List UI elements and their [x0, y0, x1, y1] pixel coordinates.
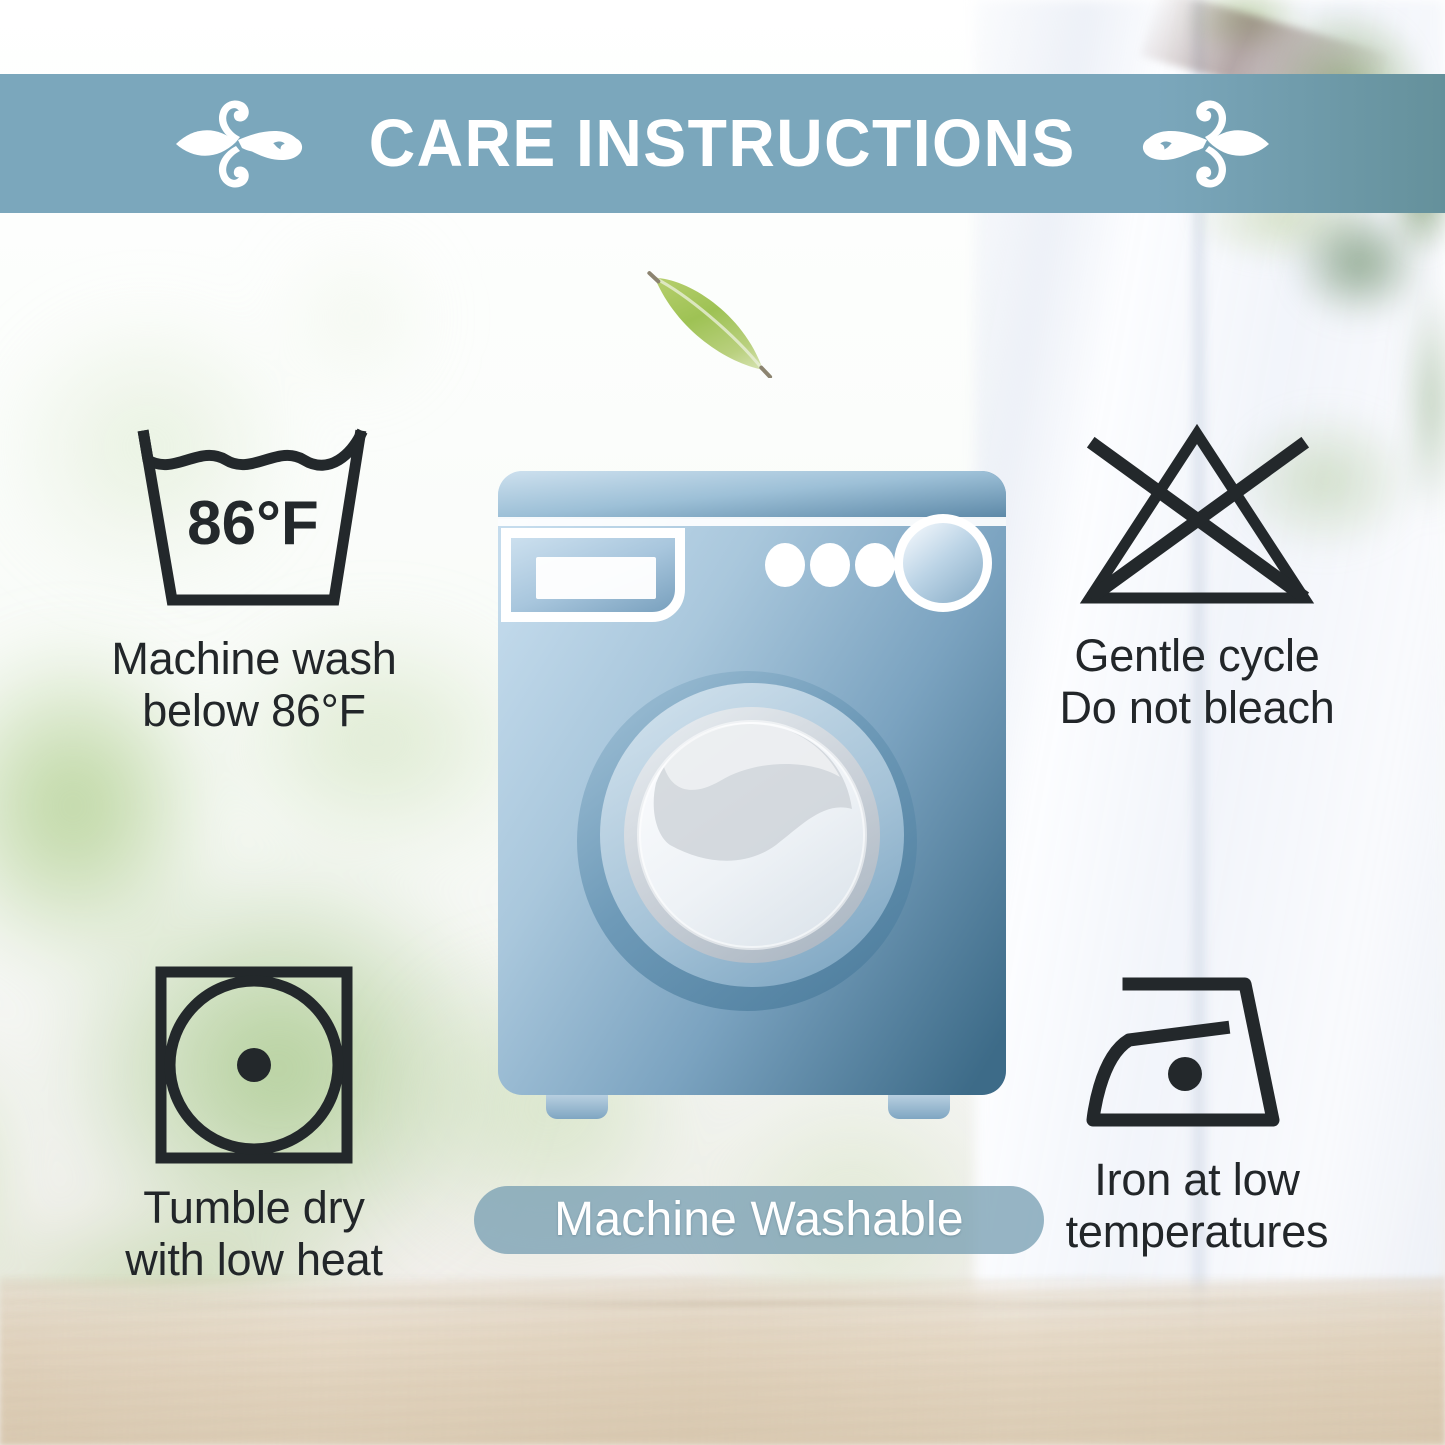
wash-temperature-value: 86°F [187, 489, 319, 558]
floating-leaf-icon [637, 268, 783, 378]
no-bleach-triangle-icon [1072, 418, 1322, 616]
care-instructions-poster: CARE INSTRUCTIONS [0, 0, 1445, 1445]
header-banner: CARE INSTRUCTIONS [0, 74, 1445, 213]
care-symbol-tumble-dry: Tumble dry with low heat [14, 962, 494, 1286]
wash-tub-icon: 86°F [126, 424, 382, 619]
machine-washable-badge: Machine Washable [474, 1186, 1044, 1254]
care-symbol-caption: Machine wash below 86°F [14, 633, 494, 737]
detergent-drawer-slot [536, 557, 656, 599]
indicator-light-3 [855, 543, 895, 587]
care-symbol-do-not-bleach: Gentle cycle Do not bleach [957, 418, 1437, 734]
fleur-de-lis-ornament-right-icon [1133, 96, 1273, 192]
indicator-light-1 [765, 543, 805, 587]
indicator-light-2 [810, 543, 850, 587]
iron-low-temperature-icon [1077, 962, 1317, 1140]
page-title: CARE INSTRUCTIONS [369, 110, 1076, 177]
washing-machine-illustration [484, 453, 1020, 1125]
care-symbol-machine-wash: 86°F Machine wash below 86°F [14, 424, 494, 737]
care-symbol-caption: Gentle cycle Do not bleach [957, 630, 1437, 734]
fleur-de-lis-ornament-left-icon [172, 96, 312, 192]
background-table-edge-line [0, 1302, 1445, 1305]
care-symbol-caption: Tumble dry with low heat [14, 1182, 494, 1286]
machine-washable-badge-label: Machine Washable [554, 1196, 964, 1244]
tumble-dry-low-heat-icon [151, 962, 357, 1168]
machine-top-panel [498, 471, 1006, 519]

^^^^^^^^

## [TASK REQUIREMENTS]
Echo every line of the material from the line with "wash-temperature-value: 86°F [187, 489, 319, 558]" up to and including the line with "wash-tub-icon: 86°F [126, 424, 382, 619]".

## [WORKED SOLUTION]
wash-temperature-value: 86°F [187, 489, 319, 558]
floating-leaf-icon [637, 268, 783, 378]
no-bleach-triangle-icon [1072, 418, 1322, 616]
care-instructions-poster: CARE INSTRUCTIONS [0, 0, 1445, 1445]
header-banner: CARE INSTRUCTIONS [0, 74, 1445, 213]
care-symbol-tumble-dry: Tumble dry with low heat [14, 962, 494, 1286]
wash-tub-icon: 86°F [126, 424, 382, 619]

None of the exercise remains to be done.